◆ **Stated problem**
Sift the material for lines containing "produced", and return them.

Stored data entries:

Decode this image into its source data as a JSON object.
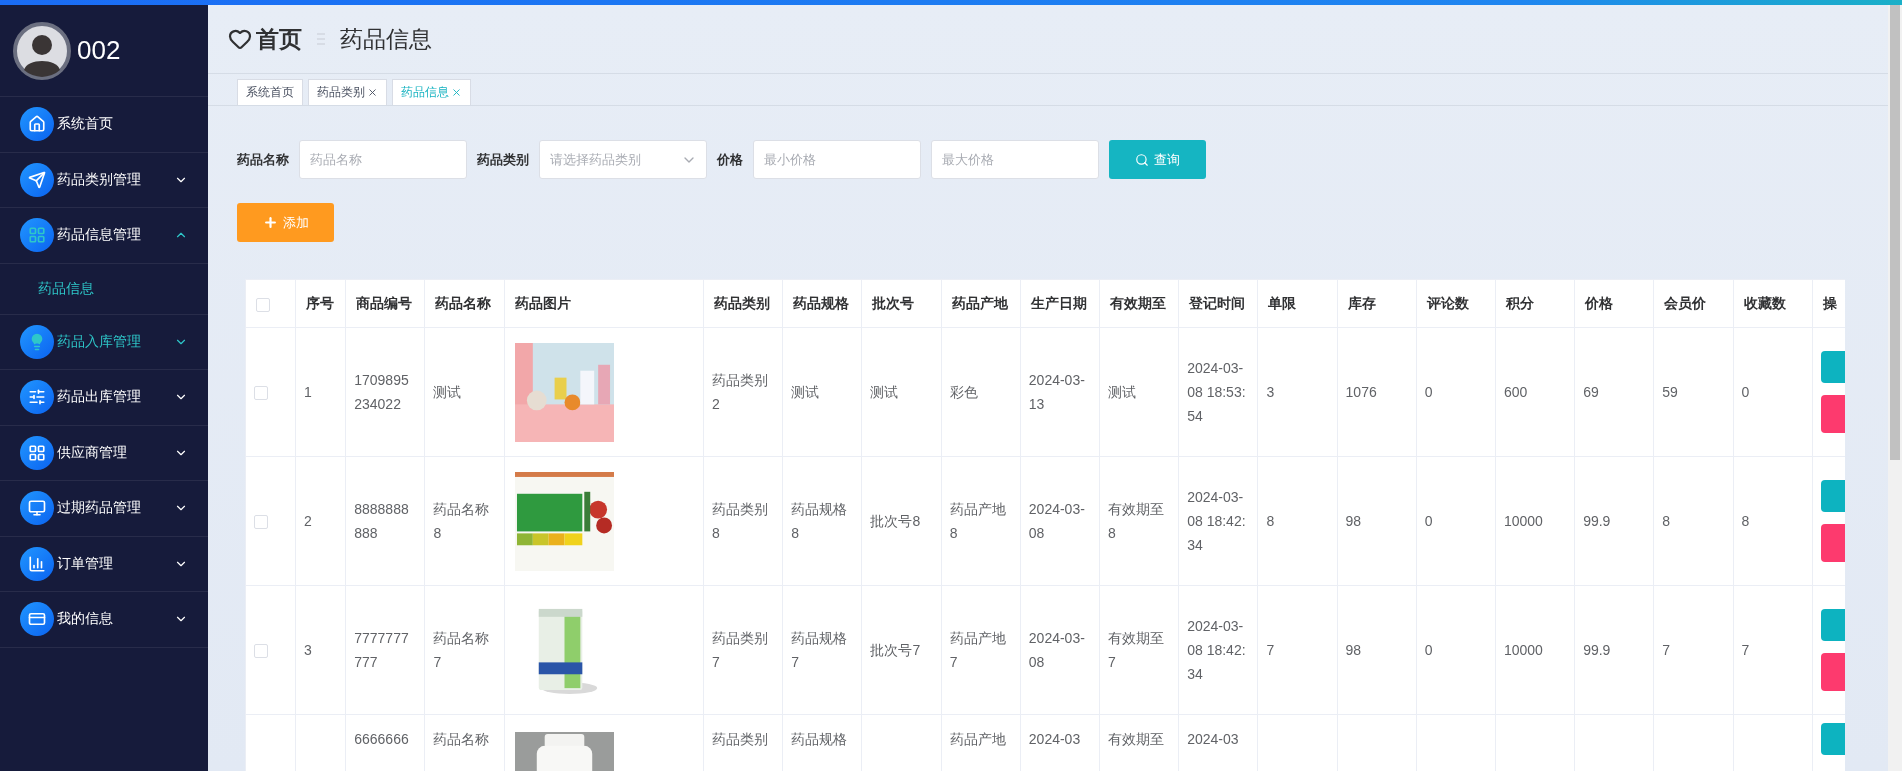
{
  "user": {
    "name": "002"
  },
  "sidebar": {
    "items": [
      {
        "label": "系统首页",
        "kind": "link",
        "highlighted": false
      },
      {
        "label": "药品类别管理",
        "kind": "menu",
        "expanded": false,
        "highlighted": false
      },
      {
        "label": "药品信息管理",
        "kind": "menu",
        "expanded": true,
        "highlighted": false,
        "children": [
          {
            "label": "药品信息",
            "selected": true
          }
        ]
      },
      {
        "label": "药品入库管理",
        "kind": "menu",
        "expanded": false,
        "highlighted": true
      },
      {
        "label": "药品出库管理",
        "kind": "menu",
        "expanded": false,
        "highlighted": false
      },
      {
        "label": "供应商管理",
        "kind": "menu",
        "expanded": false,
        "highlighted": false
      },
      {
        "label": "过期药品管理",
        "kind": "menu",
        "expanded": false,
        "highlighted": false
      },
      {
        "label": "订单管理",
        "kind": "menu",
        "expanded": false,
        "highlighted": false
      },
      {
        "label": "我的信息",
        "kind": "menu",
        "expanded": false,
        "highlighted": false
      }
    ]
  },
  "breadcrumb": {
    "home": "首页",
    "current": "药品信息"
  },
  "tabs": [
    {
      "label": "系统首页",
      "closable": false,
      "selected": false
    },
    {
      "label": "药品类别",
      "closable": true,
      "selected": false
    },
    {
      "label": "药品信息",
      "closable": true,
      "selected": true
    }
  ],
  "search": {
    "fields": [
      {
        "label": "药品名称",
        "kind": "input",
        "placeholder": "药品名称"
      },
      {
        "label": "药品类别",
        "kind": "select",
        "placeholder": "请选择药品类别"
      },
      {
        "label": "价格",
        "kind": "input",
        "placeholder": "最小价格"
      },
      {
        "kind": "input",
        "placeholder": "最大价格"
      }
    ],
    "button": "查询"
  },
  "add_button": "添加",
  "table": {
    "select_all": {
      "checked": false
    },
    "columns": [
      {
        "kind": "checkbox"
      },
      {
        "kind": "text",
        "label": "序号"
      },
      {
        "kind": "text",
        "label": "商品编号"
      },
      {
        "kind": "text",
        "label": "药品名称"
      },
      {
        "label": "药品图片"
      },
      {
        "kind": "text",
        "label": "药品类别"
      },
      {
        "kind": "text",
        "label": "药品规格"
      },
      {
        "kind": "text",
        "label": "批次号"
      },
      {
        "kind": "text",
        "label": "药品产地"
      },
      {
        "kind": "text",
        "label": "生产日期"
      },
      {
        "kind": "text",
        "label": "有效期至"
      },
      {
        "kind": "text",
        "label": "登记时间"
      },
      {
        "kind": "text",
        "label": "单限"
      },
      {
        "kind": "text",
        "label": "库存"
      },
      {
        "kind": "text",
        "label": "评论数"
      },
      {
        "kind": "text",
        "label": "积分"
      },
      {
        "kind": "text",
        "label": "价格"
      },
      {
        "kind": "text",
        "label": "会员价"
      },
      {
        "kind": "text",
        "label": "收藏数"
      },
      {
        "kind": "actions",
        "label": "操"
      }
    ],
    "rows": [
      {
        "checked": false,
        "cells": {
          "no": "1",
          "code": "1709895234022",
          "name": "测试",
          "category": "药品类别2",
          "spec": "测试",
          "batch": "测试",
          "origin": "彩色",
          "produced": "2024-03-13",
          "expiry": "测试",
          "registered": "2024-03-08 18:53:54",
          "limit": "3",
          "stock": "1076",
          "reviews": "0",
          "points": "600",
          "price": "69",
          "member_price": "59",
          "favorites": "0"
        },
        "image": {
          "kind": "picture"
        },
        "actions": [
          {
            "kind": "edit"
          },
          {
            "kind": "delete"
          }
        ]
      },
      {
        "checked": false,
        "cells": {
          "no": "2",
          "code": "8888888888",
          "name": "药品名称8",
          "category": "药品类别8",
          "spec": "药品规格8",
          "batch": "批次号8",
          "origin": "药品产地8",
          "produced": "2024-03-08",
          "expiry": "有效期至8",
          "registered": "2024-03-08 18:42:34",
          "limit": "8",
          "stock": "98",
          "reviews": "0",
          "points": "10000",
          "price": "99.9",
          "member_price": "8",
          "favorites": "8"
        },
        "image": {
          "kind": "picture"
        },
        "actions": [
          {
            "kind": "edit"
          },
          {
            "kind": "delete"
          }
        ]
      },
      {
        "checked": false,
        "cells": {
          "no": "3",
          "code": "7777777777",
          "name": "药品名称7",
          "category": "药品类别7",
          "spec": "药品规格7",
          "batch": "批次号7",
          "origin": "药品产地7",
          "produced": "2024-03-08",
          "expiry": "有效期至7",
          "registered": "2024-03-08 18:42:34",
          "limit": "7",
          "stock": "98",
          "reviews": "0",
          "points": "10000",
          "price": "99.9",
          "member_price": "7",
          "favorites": "7"
        },
        "image": {
          "kind": "picture"
        },
        "actions": [
          {
            "kind": "edit"
          },
          {
            "kind": "delete"
          }
        ]
      },
      {
        "cells": {
          "code": "6666666",
          "name": "药品名称",
          "category": "药品类别",
          "spec": "药品规格",
          "origin": "药品产地",
          "produced": "2024-03",
          "expiry": "有效期至",
          "registered": "2024-03"
        },
        "image": {
          "kind": "picture"
        },
        "actions": [
          {
            "kind": "edit"
          }
        ]
      }
    ]
  }
}
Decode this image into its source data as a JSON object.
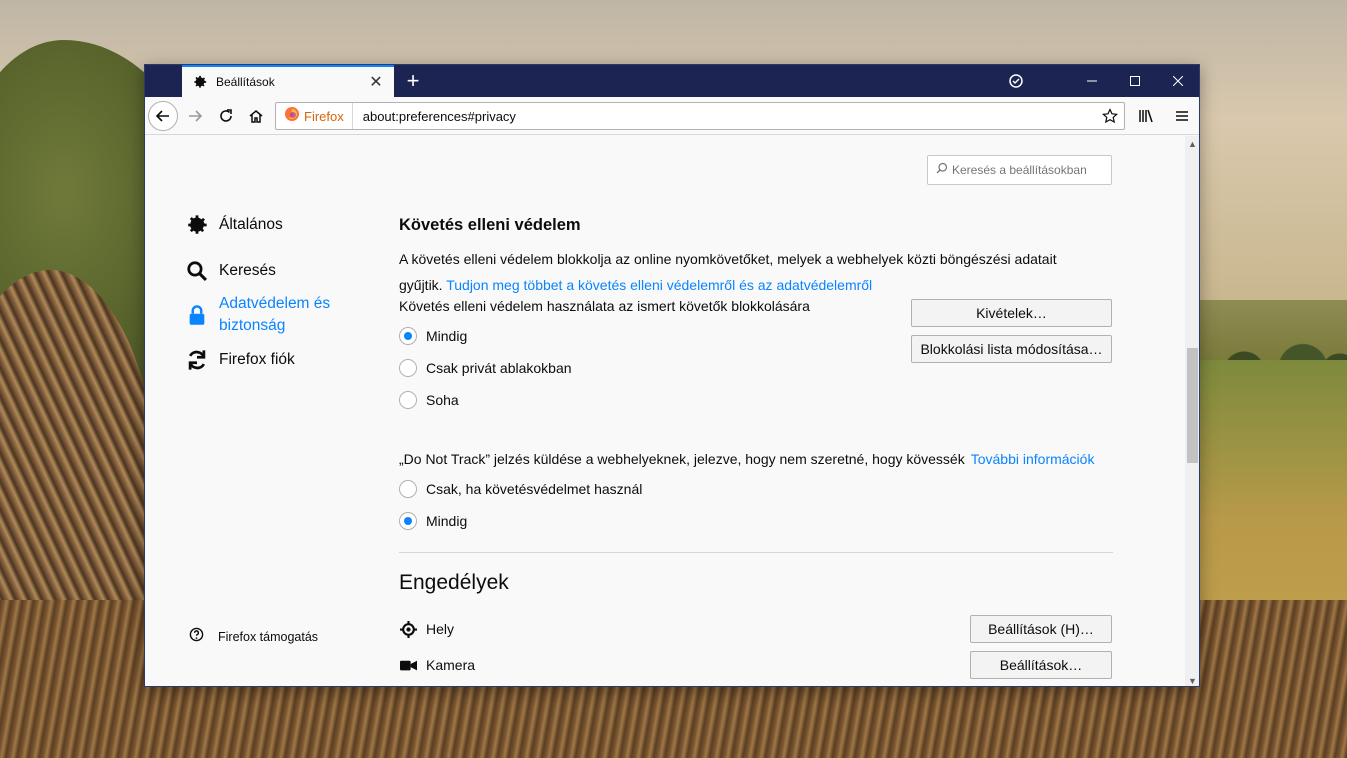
{
  "window": {
    "tab_title": "Beállítások",
    "tab_icon": "gear-icon"
  },
  "navbar": {
    "identity_label": "Firefox",
    "url": "about:preferences#privacy"
  },
  "search": {
    "placeholder": "Keresés a beállításokban"
  },
  "sidebar": {
    "items": [
      {
        "label": "Általános",
        "icon": "gear-icon",
        "active": false
      },
      {
        "label": "Keresés",
        "icon": "search-icon",
        "active": false
      },
      {
        "label": "Adatvédelem és biztonság",
        "icon": "lock-icon",
        "active": true
      },
      {
        "label": "Firefox fiók",
        "icon": "sync-icon",
        "active": false
      }
    ],
    "support_label": "Firefox támogatás"
  },
  "tracking": {
    "heading": "Követés elleni védelem",
    "description": "A követés elleni védelem blokkolja az online nyomkövetőket, melyek a webhelyek közti böngészési adatait gyűjtik.",
    "learn_more": "Tudjon meg többet a követés elleni védelemről és az adatvédelemről",
    "use_label": "Követés elleni védelem használata az ismert követők blokkolására",
    "options": [
      {
        "label": "Mindig",
        "checked": true
      },
      {
        "label": "Csak privát ablakokban",
        "checked": false
      },
      {
        "label": "Soha",
        "checked": false
      }
    ],
    "exceptions_button": "Kivételek…",
    "blocklist_button": "Blokkolási lista módosítása…"
  },
  "dnt": {
    "label": "„Do Not Track” jelzés küldése a webhelyeknek, jelezve, hogy nem szeretné, hogy kövessék",
    "more_info": "További információk",
    "options": [
      {
        "label": "Csak, ha követésvédelmet használ",
        "checked": false
      },
      {
        "label": "Mindig",
        "checked": true
      }
    ]
  },
  "permissions": {
    "heading": "Engedélyek",
    "items": [
      {
        "label": "Hely",
        "icon": "location-icon",
        "button": "Beállítások (H)…"
      },
      {
        "label": "Kamera",
        "icon": "camera-icon",
        "button": "Beállítások…"
      }
    ]
  },
  "colors": {
    "accent": "#0a84ff",
    "titlebar": "#1c2451",
    "firefox_orange": "#d7630d"
  }
}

◆ **Solution for this problem**
          "produced": "2024-03-13",
          "produced": "2024-03-08",
          "produced": "2024-03-08",
          "produced": "2024-03",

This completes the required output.